**YOUR INSTRUCTIONS:** Extract the listing in its entirety, keeping each line identical to the original.

**INPUT:**
----------
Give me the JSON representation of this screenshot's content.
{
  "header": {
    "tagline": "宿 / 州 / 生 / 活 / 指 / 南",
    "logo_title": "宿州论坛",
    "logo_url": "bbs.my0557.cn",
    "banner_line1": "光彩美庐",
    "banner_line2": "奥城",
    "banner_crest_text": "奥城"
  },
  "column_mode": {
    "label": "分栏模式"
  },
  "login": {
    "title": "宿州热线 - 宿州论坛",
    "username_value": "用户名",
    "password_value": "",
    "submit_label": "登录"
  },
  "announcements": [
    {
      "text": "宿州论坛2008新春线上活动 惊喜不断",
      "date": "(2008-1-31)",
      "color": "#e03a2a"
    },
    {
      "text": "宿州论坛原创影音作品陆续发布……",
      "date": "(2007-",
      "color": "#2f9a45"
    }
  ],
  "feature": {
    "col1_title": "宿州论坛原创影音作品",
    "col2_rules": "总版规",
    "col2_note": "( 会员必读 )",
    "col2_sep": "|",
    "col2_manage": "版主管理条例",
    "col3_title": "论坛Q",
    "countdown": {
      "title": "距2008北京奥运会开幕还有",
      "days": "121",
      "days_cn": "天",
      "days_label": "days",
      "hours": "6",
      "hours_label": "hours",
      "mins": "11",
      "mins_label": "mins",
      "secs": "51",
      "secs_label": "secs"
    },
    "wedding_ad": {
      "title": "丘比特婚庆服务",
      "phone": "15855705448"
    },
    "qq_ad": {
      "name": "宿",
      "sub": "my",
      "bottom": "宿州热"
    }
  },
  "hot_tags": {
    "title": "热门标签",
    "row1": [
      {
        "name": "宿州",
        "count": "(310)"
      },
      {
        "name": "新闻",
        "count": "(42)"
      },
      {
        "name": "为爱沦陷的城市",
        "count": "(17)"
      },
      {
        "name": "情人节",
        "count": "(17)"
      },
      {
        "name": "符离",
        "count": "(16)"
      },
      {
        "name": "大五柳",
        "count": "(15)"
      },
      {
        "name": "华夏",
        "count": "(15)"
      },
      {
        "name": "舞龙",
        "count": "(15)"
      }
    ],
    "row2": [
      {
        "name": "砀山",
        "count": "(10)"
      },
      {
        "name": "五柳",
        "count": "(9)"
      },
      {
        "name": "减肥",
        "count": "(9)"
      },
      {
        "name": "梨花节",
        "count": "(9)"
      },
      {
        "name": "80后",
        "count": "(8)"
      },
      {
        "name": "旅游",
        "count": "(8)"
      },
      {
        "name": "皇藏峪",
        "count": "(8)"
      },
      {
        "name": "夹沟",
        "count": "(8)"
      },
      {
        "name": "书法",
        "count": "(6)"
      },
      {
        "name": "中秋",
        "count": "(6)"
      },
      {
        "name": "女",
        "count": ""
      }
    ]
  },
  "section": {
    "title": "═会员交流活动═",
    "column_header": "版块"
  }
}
----------
**TASK OUTPUT:**
Give me the JSON representation of this screenshot's content.
{
  "header": {
    "tagline": "宿 / 州 / 生 / 活 / 指 / 南",
    "logo_title": "宿州论坛",
    "logo_url": "bbs.my0557.cn",
    "banner_line1": "光彩美庐",
    "banner_line2": "奥城",
    "banner_crest_text": "奥城"
  },
  "column_mode": {
    "label": "分栏模式"
  },
  "login": {
    "title": "宿州热线 - 宿州论坛",
    "username_value": "用户名",
    "password_value": "",
    "submit_label": "登录"
  },
  "announcements": [
    {
      "text": "宿州论坛2008新春线上活动 惊喜不断",
      "date": "(2008-1-31)",
      "color": "#e03a2a"
    },
    {
      "text": "宿州论坛原创影音作品陆续发布……",
      "date": "(2007-",
      "color": "#2f9a45"
    }
  ],
  "feature": {
    "col1_title": "宿州论坛原创影音作品",
    "col2_rules": "总版规",
    "col2_note": "( 会员必读 )",
    "col2_sep": "|",
    "col2_manage": "版主管理条例",
    "col3_title": "论坛Q",
    "countdown": {
      "title": "距2008北京奥运会开幕还有",
      "days": "121",
      "days_cn": "天",
      "days_label": "days",
      "hours": "6",
      "hours_label": "hours",
      "mins": "11",
      "mins_label": "mins",
      "secs": "51",
      "secs_label": "secs"
    },
    "wedding_ad": {
      "title": "丘比特婚庆服务",
      "phone": "15855705448"
    },
    "qq_ad": {
      "name": "宿",
      "sub": "my",
      "bottom": "宿州热"
    }
  },
  "hot_tags": {
    "title": "热门标签",
    "row1": [
      {
        "name": "宿州",
        "count": "(310)"
      },
      {
        "name": "新闻",
        "count": "(42)"
      },
      {
        "name": "为爱沦陷的城市",
        "count": "(17)"
      },
      {
        "name": "情人节",
        "count": "(17)"
      },
      {
        "name": "符离",
        "count": "(16)"
      },
      {
        "name": "大五柳",
        "count": "(15)"
      },
      {
        "name": "华夏",
        "count": "(15)"
      },
      {
        "name": "舞龙",
        "count": "(15)"
      }
    ],
    "row2": [
      {
        "name": "砀山",
        "count": "(10)"
      },
      {
        "name": "五柳",
        "count": "(9)"
      },
      {
        "name": "减肥",
        "count": "(9)"
      },
      {
        "name": "梨花节",
        "count": "(9)"
      },
      {
        "name": "80后",
        "count": "(8)"
      },
      {
        "name": "旅游",
        "count": "(8)"
      },
      {
        "name": "皇藏峪",
        "count": "(8)"
      },
      {
        "name": "夹沟",
        "count": "(8)"
      },
      {
        "name": "书法",
        "count": "(6)"
      },
      {
        "name": "中秋",
        "count": "(6)"
      },
      {
        "name": "女",
        "count": ""
      }
    ]
  },
  "section": {
    "title": "═会员交流活动═",
    "column_header": "版块"
  }
}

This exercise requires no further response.